Passage shown>
BEGIN
I really appreciate this. I started my first newspaper job in 1986, at a small daily, making $400 a week. It was family owned with a matriarch publisher with ink in her veins. By the time I left 13 years later, the paper was in the hands of a big media company (sold, and resold, and eventually Warren Buffett gave up trying to make it profitable), and every year the staff numbers shrank. I hate to say that this was inevitable but I think it was. I can't remember a time when readers...consumers, subscribers ... didn't bitterly complain about paying for news, even when it was 25 cents a copy. I despise the Bezos ownership era, but one day that will pass. I don't feel optimistic about the future of newspapers, but I wonder whether NY Times has cracked a code. Our country needs journalists so very badly, now more than ever.

Phoebe Wall Howard's avatar

Amen.

CathyP's avatar

I had no idea WaPo still employed 800 journalists. The thought of all those layoffs is upsetting, to say the least. I’m also a little perplexed about how this gutted shell of a publication can still employ 500 journalists - but I’m glad they still have jobs.) I did grouse a little about the ever-increasing cost of my subscriptions to both WaPo and NYT, but I viewed the expense as necessary. At the same time, I was aware that the cost would be unaffordable to a lot of people. Maybe there are people who would consume more of that type of journalism if it were more affordable. (A bit of chicken-and-egg here - there are fewer readers because the cost keeps going up because there are fewer readers because the cost keeps going up.)

As for me, I cancelled my 41-year WaPo subscription after Bezos killed the Kamala Harris endorsement, and ditched my NYT subscription not long after that. (I kept The Atlantic.) I now subscribe to a whole collection of journalists on Substack, and I choose paid subscriptions for most of them, which is kind of hilarious when I think about how much less I paid for my news when I was only subscribing to two newspapers with ever-increasing subscription prices.

DuchessofNYC's avatar

Thats the problem with the Substack model!

Alan Stamm's avatar

I share your emotions and also hope Detroit somehow remains an anomaly with two strong papers.

But whatever happens, Michigan's largest city isn't "one C-suite decision away from becoming a news desert." It has three TV network affiliates, an NPR station, an alternative weekly, a nonprofit newsroom (Outlier Media) and the Crain's business weekly you strengthened.
END
Annotated element listings:
BEGIN
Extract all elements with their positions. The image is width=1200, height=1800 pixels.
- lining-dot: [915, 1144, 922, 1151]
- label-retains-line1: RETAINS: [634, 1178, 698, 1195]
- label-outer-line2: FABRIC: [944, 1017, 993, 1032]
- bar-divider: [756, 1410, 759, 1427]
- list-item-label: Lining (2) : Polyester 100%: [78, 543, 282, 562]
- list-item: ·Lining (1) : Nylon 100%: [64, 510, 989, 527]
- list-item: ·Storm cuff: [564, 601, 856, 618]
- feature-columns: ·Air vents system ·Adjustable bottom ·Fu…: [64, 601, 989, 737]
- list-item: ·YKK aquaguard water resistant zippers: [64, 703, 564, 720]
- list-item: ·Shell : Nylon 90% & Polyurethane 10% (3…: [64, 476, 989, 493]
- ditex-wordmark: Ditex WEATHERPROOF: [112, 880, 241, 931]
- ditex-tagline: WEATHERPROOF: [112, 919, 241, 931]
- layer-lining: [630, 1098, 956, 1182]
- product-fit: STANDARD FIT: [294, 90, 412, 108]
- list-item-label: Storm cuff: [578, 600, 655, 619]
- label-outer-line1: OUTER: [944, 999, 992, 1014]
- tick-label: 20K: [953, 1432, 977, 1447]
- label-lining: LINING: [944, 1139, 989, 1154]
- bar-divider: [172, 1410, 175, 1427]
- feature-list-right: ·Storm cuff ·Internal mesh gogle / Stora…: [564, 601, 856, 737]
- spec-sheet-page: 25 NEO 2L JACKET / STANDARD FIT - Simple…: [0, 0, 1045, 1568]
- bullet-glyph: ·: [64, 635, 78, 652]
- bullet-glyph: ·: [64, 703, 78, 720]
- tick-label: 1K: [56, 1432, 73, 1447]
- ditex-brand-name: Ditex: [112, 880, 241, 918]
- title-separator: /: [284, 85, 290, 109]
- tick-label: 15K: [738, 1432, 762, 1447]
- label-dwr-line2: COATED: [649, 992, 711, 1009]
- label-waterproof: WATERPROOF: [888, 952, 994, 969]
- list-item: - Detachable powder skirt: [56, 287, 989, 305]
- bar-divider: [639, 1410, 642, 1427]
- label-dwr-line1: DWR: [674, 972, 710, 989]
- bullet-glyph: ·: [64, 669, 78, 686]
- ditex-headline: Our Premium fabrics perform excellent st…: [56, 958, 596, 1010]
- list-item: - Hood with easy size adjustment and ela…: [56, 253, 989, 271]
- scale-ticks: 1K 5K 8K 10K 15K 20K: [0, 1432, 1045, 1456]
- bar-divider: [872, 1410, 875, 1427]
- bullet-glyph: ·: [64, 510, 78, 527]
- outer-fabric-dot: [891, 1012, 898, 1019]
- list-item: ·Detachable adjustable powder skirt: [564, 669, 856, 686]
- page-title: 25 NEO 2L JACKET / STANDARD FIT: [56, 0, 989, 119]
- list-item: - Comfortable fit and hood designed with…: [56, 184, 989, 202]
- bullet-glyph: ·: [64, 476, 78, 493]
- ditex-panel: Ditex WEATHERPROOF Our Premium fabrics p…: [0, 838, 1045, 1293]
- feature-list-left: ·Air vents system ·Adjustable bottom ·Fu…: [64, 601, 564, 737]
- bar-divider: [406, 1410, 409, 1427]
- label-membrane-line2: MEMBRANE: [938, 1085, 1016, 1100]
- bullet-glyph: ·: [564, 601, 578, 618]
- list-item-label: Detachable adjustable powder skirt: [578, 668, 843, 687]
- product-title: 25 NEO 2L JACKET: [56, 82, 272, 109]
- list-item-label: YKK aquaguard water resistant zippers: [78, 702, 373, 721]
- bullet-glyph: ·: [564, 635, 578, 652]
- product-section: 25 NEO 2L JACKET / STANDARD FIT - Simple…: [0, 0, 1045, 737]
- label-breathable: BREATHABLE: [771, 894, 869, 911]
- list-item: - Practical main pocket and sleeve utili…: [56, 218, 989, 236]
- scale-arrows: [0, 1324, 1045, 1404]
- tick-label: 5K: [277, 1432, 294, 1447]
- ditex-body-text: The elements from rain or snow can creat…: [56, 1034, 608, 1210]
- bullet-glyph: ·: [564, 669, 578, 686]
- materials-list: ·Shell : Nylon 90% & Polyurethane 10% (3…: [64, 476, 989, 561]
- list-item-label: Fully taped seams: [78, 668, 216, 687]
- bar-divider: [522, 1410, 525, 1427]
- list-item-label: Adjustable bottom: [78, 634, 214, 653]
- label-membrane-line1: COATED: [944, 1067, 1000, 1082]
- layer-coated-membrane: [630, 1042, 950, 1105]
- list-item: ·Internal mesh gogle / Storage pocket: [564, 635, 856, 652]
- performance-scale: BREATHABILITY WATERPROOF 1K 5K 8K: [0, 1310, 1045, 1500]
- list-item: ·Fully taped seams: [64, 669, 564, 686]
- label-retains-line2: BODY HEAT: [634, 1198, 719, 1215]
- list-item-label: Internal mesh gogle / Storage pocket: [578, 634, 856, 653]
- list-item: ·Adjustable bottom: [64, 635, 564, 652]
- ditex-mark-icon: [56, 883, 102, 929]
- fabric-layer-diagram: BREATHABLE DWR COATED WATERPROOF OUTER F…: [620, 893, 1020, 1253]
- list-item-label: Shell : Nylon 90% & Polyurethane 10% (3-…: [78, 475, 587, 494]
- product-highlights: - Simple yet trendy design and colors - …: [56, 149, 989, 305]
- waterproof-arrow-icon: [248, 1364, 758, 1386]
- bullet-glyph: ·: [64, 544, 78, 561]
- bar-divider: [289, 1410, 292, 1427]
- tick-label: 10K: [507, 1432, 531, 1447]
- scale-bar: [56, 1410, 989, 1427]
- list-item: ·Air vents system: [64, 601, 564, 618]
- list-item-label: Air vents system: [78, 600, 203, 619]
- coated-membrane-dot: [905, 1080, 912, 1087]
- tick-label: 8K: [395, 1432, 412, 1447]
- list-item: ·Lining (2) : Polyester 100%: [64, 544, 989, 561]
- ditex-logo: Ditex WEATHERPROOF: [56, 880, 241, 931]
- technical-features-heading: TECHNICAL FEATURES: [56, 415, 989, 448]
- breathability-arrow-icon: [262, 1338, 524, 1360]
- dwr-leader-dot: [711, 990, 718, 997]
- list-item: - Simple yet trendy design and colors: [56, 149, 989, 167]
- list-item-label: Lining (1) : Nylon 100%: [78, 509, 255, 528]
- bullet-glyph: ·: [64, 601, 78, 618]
END
Exercise> In the comment thread about newspapers, how many years had CathyP's WaPo subscription lasted before it was cancelled?

The completed task> 41 years.